INSTRUCTIONS FOR THE TASK - Locate the word "punto" in the material, then show every line that holds it.

— START GIVEN DATA —

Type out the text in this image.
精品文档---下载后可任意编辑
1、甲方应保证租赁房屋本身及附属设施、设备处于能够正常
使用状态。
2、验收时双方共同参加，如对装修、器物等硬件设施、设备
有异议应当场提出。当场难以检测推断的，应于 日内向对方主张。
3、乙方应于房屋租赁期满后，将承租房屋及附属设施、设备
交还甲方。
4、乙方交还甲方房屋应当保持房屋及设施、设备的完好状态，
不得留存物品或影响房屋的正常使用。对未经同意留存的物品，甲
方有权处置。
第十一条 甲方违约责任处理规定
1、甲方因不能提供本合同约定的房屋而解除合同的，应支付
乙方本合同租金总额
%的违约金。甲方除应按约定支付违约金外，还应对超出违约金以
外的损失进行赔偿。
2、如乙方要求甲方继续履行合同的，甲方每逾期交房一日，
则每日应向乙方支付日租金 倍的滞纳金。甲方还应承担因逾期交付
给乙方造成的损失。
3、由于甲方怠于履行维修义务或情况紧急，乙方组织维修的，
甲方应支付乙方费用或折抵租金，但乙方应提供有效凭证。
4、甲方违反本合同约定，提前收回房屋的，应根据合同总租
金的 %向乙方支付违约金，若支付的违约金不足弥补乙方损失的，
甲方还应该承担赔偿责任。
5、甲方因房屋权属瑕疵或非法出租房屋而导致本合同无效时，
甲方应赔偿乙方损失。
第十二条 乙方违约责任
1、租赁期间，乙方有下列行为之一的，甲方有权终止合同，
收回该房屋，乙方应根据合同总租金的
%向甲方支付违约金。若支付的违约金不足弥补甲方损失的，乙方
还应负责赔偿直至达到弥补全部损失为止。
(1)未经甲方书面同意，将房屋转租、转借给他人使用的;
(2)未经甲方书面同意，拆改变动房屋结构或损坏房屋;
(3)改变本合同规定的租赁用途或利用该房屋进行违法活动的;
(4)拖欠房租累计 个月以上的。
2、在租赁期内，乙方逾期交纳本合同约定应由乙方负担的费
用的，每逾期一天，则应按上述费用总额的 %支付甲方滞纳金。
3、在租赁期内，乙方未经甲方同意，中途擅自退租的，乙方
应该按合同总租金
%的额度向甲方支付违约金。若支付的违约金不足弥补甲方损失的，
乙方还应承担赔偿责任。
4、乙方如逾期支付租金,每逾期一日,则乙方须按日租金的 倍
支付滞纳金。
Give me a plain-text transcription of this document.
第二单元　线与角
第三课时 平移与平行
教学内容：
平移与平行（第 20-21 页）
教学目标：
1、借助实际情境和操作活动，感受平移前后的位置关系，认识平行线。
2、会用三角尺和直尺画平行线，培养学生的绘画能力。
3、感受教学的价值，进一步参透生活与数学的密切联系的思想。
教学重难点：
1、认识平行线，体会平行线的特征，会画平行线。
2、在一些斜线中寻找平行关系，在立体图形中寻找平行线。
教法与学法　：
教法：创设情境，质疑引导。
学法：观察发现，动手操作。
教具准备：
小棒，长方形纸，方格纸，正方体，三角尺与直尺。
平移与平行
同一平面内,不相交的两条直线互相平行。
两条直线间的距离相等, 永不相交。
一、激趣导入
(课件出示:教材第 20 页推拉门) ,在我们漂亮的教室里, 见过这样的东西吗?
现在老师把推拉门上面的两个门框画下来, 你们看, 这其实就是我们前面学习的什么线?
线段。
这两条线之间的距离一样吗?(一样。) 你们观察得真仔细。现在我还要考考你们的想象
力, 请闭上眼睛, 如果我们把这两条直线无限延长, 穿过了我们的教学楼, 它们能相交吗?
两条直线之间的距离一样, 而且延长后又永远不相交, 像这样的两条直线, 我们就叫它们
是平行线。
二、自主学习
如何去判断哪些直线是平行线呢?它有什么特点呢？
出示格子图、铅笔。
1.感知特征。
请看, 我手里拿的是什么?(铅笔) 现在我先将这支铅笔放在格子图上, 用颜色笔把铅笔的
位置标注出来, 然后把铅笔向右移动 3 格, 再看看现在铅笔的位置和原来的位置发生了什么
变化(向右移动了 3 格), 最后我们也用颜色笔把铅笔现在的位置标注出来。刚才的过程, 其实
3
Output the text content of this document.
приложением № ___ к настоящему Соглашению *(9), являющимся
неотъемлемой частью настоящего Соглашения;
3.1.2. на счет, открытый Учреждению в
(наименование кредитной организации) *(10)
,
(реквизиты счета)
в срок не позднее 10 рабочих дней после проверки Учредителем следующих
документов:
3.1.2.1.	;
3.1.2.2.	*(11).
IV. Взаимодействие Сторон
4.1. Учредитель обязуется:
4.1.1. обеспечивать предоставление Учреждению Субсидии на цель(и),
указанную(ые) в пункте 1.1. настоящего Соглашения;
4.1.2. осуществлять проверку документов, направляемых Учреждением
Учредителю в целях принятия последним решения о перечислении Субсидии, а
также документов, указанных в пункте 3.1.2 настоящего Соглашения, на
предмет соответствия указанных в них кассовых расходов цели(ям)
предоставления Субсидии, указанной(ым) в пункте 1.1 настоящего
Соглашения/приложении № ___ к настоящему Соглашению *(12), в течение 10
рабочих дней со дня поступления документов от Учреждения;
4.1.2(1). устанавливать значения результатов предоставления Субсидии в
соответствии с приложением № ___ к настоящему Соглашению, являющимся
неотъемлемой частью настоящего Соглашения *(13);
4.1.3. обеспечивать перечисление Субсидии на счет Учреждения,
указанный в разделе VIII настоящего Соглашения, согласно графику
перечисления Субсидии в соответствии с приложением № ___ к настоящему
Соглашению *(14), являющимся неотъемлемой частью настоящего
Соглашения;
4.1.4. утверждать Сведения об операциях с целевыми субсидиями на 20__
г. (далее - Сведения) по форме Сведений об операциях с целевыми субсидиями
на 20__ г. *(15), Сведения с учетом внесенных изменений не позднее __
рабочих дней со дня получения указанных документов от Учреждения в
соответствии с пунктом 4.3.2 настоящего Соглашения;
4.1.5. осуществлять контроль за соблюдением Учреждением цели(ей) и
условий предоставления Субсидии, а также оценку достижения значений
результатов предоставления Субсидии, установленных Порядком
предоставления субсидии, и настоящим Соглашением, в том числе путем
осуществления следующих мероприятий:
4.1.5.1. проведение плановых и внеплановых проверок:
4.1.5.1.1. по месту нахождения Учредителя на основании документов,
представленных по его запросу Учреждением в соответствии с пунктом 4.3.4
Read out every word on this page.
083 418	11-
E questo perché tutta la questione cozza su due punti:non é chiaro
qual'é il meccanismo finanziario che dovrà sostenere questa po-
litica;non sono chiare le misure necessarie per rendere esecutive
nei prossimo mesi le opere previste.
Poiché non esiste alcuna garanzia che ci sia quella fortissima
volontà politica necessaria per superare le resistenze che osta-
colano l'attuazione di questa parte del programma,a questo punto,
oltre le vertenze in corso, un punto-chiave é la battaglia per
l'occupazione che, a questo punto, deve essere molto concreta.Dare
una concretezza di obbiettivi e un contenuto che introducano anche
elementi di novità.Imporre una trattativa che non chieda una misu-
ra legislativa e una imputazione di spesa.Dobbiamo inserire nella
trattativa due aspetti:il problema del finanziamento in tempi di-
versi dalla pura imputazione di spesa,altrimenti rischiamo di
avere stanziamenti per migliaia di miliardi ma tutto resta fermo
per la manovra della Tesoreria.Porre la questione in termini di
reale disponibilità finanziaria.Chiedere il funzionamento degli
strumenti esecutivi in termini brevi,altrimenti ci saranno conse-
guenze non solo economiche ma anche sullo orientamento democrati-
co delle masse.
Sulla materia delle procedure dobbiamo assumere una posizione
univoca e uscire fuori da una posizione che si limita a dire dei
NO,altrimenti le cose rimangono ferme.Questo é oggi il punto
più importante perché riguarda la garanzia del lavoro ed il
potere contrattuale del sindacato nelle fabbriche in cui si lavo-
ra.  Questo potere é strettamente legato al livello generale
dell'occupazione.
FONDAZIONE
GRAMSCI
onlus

— END GIVEN DATA —

RESPONSE -
colano l'attuazione di questa parte del programma,a questo punto,
oltre le vertenze in corso, un punto-chiave é la battaglia per
l'occupazione che, a questo punto, deve essere molto concreta.Dare
NO,altrimenti le cose rimangono ferme.Questo é oggi il punto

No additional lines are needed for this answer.